Exercise directions: Gather all lines in the entries that include the word "like".

— Start of Source material —

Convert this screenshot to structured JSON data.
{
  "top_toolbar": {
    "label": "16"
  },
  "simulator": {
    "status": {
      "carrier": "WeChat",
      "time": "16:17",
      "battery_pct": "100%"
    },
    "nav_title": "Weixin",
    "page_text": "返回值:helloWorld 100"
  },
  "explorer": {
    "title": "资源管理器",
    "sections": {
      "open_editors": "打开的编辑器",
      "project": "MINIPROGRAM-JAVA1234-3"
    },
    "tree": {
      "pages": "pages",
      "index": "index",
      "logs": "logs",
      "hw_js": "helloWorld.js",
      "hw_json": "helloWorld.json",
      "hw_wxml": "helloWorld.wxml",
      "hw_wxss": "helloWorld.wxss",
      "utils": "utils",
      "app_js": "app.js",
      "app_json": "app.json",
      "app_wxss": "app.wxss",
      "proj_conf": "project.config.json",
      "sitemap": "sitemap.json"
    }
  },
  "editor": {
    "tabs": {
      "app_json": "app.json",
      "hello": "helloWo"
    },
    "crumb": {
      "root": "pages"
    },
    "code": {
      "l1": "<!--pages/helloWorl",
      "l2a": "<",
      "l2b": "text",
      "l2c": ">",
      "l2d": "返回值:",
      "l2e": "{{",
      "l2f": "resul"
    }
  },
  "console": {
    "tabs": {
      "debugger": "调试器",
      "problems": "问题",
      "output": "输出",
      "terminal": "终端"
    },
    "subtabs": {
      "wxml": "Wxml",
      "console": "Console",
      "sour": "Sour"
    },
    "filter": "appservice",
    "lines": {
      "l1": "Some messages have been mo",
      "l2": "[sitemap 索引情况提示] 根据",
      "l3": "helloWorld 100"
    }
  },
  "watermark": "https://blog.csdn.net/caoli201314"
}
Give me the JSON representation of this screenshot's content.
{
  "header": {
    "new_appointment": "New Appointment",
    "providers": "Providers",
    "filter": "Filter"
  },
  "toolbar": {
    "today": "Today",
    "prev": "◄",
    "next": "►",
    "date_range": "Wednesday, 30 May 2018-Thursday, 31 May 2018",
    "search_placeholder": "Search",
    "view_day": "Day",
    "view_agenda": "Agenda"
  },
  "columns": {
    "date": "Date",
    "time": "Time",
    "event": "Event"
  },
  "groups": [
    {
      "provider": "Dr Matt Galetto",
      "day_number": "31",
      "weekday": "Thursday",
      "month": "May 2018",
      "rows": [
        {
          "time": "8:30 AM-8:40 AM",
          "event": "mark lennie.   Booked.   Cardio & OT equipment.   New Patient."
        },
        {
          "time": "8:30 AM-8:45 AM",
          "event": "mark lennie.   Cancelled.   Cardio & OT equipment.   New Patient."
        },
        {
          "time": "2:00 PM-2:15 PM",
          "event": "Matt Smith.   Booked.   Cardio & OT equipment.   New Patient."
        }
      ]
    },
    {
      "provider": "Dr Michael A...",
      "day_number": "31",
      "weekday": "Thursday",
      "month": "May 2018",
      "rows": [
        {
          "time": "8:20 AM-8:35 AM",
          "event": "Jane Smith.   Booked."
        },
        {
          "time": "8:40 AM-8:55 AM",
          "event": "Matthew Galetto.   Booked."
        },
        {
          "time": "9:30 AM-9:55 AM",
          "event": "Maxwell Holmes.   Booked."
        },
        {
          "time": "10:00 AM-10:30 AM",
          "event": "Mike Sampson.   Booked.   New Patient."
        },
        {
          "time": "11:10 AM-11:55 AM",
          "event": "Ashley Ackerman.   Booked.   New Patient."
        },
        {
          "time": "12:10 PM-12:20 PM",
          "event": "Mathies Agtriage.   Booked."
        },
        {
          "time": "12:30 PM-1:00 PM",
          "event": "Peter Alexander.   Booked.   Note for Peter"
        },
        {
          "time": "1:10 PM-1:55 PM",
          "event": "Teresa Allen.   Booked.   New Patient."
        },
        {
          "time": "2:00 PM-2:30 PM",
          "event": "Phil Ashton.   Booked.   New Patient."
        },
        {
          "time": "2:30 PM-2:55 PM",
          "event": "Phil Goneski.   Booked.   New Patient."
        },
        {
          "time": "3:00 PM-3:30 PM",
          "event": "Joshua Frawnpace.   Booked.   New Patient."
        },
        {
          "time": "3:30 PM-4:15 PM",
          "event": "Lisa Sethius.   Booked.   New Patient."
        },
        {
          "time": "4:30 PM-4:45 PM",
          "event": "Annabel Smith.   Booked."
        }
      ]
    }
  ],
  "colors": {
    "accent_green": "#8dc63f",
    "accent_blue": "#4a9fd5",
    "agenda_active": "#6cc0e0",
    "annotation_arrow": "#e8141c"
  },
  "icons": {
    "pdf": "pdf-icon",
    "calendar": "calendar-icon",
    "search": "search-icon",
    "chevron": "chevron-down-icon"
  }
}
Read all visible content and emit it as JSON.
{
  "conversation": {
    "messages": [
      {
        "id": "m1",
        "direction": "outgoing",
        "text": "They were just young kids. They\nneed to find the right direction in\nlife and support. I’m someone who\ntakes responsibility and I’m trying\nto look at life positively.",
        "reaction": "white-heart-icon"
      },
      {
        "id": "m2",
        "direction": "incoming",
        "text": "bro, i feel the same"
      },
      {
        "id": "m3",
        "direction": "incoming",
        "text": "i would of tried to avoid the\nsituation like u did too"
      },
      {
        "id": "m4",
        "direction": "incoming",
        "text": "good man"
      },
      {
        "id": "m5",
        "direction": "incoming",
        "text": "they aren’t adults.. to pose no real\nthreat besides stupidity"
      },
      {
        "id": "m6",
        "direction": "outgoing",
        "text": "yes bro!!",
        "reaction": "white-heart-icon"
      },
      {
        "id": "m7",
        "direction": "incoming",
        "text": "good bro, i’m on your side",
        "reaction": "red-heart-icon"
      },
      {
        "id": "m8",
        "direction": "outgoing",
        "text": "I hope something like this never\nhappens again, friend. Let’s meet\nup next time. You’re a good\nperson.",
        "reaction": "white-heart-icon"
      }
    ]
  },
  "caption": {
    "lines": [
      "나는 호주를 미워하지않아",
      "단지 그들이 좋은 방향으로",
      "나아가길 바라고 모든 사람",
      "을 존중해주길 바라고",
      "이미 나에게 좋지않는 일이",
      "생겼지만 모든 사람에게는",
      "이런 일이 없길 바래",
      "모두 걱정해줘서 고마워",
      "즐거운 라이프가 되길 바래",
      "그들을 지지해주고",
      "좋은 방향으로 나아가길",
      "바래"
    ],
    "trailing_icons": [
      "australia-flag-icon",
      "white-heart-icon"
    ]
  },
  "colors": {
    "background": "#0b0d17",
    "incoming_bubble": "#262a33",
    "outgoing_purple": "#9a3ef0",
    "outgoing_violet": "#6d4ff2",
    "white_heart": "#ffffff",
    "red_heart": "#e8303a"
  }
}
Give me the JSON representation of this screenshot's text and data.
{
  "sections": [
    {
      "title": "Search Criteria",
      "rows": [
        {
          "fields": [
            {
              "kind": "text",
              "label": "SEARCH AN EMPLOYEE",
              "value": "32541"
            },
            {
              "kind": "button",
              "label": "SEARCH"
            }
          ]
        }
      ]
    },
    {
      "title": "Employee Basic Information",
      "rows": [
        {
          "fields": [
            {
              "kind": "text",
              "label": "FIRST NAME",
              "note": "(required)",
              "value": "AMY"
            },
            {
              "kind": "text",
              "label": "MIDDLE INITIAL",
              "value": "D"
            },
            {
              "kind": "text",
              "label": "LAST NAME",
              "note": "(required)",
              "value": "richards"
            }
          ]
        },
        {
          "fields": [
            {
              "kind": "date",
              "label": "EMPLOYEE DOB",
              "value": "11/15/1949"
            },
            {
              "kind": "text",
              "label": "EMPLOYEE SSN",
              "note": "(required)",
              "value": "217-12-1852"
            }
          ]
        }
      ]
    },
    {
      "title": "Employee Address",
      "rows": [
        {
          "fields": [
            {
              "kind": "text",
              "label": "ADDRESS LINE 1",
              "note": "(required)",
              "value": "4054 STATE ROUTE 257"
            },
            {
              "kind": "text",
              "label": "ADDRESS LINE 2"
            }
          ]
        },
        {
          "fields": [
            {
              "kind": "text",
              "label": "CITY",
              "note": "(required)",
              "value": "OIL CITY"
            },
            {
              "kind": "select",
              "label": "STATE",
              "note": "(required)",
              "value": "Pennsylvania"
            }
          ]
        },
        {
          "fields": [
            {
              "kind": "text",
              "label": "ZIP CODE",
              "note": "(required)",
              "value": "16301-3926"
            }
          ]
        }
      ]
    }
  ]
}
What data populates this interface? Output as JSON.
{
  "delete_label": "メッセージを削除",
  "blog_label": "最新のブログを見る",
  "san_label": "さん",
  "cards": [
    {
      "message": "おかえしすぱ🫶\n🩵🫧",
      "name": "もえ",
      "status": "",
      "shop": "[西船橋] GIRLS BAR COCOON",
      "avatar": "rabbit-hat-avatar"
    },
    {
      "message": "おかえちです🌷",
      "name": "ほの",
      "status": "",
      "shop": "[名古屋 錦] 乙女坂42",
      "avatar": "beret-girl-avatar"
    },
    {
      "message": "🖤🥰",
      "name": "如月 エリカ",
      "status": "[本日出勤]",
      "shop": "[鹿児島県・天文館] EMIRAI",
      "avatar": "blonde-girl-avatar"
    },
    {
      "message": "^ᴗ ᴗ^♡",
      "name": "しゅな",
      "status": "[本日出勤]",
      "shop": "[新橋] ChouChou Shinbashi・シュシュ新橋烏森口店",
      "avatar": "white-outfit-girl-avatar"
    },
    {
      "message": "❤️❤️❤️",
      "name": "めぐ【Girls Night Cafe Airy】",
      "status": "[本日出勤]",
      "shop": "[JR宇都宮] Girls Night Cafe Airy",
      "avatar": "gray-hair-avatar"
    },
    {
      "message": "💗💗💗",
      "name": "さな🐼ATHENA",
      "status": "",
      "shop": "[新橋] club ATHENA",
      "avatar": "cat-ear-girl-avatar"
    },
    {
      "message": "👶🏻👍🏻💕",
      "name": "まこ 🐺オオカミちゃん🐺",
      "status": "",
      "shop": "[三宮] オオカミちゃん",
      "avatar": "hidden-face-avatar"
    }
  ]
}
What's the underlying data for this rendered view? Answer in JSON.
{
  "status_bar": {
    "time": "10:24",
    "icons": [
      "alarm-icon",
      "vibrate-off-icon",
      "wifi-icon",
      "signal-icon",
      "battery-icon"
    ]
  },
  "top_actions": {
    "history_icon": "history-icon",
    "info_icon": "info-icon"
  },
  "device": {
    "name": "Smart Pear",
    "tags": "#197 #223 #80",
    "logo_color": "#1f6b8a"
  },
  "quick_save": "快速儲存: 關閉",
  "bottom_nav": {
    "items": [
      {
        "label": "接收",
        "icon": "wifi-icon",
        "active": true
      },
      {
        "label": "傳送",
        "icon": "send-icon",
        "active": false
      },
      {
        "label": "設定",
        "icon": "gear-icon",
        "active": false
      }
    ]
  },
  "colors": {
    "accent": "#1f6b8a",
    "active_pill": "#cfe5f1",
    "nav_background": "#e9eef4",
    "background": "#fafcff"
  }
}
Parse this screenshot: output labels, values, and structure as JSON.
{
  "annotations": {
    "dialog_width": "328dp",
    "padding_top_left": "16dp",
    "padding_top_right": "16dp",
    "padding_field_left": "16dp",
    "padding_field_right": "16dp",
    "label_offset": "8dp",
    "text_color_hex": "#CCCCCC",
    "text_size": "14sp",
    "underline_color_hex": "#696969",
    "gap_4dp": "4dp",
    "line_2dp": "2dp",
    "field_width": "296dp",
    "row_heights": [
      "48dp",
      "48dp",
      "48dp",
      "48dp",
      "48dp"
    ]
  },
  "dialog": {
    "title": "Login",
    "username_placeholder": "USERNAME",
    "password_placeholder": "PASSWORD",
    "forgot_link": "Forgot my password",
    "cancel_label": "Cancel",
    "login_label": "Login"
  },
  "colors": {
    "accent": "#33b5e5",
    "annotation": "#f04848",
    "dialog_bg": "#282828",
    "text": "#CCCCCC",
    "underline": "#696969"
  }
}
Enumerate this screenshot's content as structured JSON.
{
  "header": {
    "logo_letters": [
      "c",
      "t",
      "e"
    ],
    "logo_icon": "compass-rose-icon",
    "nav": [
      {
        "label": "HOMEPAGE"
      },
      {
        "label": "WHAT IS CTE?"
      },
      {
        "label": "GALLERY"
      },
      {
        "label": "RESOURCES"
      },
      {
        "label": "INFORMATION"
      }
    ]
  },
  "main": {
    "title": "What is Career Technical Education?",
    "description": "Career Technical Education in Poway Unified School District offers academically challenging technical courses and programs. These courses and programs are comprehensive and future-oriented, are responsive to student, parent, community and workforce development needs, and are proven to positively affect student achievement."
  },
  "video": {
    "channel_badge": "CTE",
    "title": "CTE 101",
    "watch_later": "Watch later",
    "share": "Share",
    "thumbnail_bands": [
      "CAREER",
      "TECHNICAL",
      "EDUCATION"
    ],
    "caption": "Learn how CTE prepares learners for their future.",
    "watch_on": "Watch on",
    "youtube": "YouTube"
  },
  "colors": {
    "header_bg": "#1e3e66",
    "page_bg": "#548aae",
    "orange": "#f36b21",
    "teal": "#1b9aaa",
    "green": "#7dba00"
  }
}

— End of Source material —

Solution to the problem:
        "text": "i would of tried to avoid the\nsituation like u did too"
        "text": "I hope something like this never\nhappens again, friend. Let’s meet\nup next time. You’re a good\nperson.",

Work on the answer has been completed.